• Short exercise
Scan the records and identify every line in which the string "Abstellraum" occurs, then return those lines.

── Extracted data ──

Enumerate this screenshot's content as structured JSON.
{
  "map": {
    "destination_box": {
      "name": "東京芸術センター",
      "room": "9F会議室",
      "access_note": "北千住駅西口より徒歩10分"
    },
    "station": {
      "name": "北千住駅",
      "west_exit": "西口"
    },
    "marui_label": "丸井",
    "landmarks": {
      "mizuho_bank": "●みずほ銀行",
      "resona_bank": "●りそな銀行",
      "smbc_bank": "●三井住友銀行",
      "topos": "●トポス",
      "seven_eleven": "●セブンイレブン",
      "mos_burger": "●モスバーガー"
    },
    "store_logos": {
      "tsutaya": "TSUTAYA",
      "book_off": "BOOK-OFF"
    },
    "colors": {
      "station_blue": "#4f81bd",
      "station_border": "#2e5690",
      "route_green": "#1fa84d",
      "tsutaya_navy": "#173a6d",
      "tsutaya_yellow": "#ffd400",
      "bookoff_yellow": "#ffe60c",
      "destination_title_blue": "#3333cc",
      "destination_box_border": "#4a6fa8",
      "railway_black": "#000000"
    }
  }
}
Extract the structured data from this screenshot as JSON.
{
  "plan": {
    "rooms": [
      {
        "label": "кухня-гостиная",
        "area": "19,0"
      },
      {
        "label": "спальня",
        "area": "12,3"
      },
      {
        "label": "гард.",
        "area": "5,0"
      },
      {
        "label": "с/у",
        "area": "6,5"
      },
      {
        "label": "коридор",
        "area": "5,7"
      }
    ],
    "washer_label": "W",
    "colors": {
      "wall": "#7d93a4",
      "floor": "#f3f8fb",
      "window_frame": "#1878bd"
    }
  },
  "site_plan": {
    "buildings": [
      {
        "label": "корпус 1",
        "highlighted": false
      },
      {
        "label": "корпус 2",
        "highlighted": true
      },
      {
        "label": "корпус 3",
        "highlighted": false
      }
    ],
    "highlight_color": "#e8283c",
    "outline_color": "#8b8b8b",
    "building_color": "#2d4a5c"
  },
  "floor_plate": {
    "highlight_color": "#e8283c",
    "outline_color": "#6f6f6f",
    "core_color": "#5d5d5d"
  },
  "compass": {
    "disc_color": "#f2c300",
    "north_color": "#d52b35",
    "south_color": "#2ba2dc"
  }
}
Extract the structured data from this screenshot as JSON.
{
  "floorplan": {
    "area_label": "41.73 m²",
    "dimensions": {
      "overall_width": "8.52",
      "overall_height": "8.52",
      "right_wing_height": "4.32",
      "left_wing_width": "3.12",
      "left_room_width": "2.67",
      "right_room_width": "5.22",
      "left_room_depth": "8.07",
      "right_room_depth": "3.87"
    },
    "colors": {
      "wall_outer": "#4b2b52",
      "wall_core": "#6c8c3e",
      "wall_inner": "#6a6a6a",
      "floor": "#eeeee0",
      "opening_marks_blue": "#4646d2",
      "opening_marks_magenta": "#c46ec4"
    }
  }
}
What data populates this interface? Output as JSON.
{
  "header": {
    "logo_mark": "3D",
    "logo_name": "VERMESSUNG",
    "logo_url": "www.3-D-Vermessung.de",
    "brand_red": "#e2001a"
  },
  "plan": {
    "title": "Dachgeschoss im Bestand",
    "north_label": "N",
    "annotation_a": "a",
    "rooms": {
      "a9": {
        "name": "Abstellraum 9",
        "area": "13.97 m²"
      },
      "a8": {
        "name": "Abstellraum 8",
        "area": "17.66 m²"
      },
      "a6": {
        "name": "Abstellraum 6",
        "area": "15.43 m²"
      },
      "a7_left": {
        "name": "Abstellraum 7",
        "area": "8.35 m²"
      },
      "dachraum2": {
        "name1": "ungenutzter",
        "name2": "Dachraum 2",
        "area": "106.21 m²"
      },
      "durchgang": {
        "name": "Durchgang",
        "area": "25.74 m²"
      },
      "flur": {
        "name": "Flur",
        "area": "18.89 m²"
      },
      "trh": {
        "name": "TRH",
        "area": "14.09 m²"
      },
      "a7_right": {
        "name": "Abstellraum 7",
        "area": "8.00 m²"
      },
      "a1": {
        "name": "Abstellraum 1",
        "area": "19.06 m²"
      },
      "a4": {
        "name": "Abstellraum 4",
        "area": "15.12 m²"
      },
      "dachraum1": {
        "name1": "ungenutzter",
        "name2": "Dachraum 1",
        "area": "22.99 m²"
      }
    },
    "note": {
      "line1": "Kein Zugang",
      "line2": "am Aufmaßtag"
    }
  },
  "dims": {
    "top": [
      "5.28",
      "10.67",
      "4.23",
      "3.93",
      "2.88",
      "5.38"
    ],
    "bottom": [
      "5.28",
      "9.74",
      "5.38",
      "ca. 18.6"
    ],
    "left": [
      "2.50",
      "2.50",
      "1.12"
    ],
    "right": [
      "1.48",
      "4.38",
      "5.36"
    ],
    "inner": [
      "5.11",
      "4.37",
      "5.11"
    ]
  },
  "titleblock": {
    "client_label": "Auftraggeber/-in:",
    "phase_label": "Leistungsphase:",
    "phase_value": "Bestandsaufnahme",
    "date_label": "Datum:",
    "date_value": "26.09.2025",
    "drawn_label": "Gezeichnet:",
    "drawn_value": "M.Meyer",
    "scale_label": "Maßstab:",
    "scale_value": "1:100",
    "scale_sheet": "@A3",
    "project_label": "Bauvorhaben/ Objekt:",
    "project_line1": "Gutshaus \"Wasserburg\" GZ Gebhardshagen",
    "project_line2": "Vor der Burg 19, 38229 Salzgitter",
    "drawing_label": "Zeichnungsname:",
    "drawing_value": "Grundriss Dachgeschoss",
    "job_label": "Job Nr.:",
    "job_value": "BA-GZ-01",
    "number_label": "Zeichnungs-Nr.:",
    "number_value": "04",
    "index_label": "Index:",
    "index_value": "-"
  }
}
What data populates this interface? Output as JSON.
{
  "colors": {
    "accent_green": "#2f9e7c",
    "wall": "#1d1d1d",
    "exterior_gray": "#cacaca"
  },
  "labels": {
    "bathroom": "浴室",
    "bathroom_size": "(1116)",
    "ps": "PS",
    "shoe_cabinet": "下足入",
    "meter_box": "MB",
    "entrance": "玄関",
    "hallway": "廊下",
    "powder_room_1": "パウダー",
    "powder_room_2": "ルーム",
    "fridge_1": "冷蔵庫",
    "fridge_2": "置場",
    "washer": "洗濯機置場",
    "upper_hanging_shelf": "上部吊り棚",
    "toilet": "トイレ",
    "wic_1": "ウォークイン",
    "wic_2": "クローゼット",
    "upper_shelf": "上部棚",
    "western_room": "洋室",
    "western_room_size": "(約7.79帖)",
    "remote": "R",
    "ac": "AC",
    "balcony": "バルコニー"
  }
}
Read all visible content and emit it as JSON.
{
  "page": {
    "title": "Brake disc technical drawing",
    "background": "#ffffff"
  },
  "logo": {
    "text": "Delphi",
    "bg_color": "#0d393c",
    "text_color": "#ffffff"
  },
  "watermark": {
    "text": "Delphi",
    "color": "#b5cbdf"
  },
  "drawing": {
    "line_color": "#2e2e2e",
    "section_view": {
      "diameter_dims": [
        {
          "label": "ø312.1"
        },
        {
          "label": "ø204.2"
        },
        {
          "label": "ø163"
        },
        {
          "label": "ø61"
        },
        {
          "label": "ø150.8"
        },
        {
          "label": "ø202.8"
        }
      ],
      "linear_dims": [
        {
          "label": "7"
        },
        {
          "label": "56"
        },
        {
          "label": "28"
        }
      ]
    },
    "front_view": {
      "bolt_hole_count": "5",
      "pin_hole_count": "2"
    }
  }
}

───

• Reply
        "name": "Abstellraum 9",
        "name": "Abstellraum 8",
        "name": "Abstellraum 6",
        "name": "Abstellraum 7",
        "name": "Abstellraum 7",
        "name": "Abstellraum 1",
        "name": "Abstellraum 4",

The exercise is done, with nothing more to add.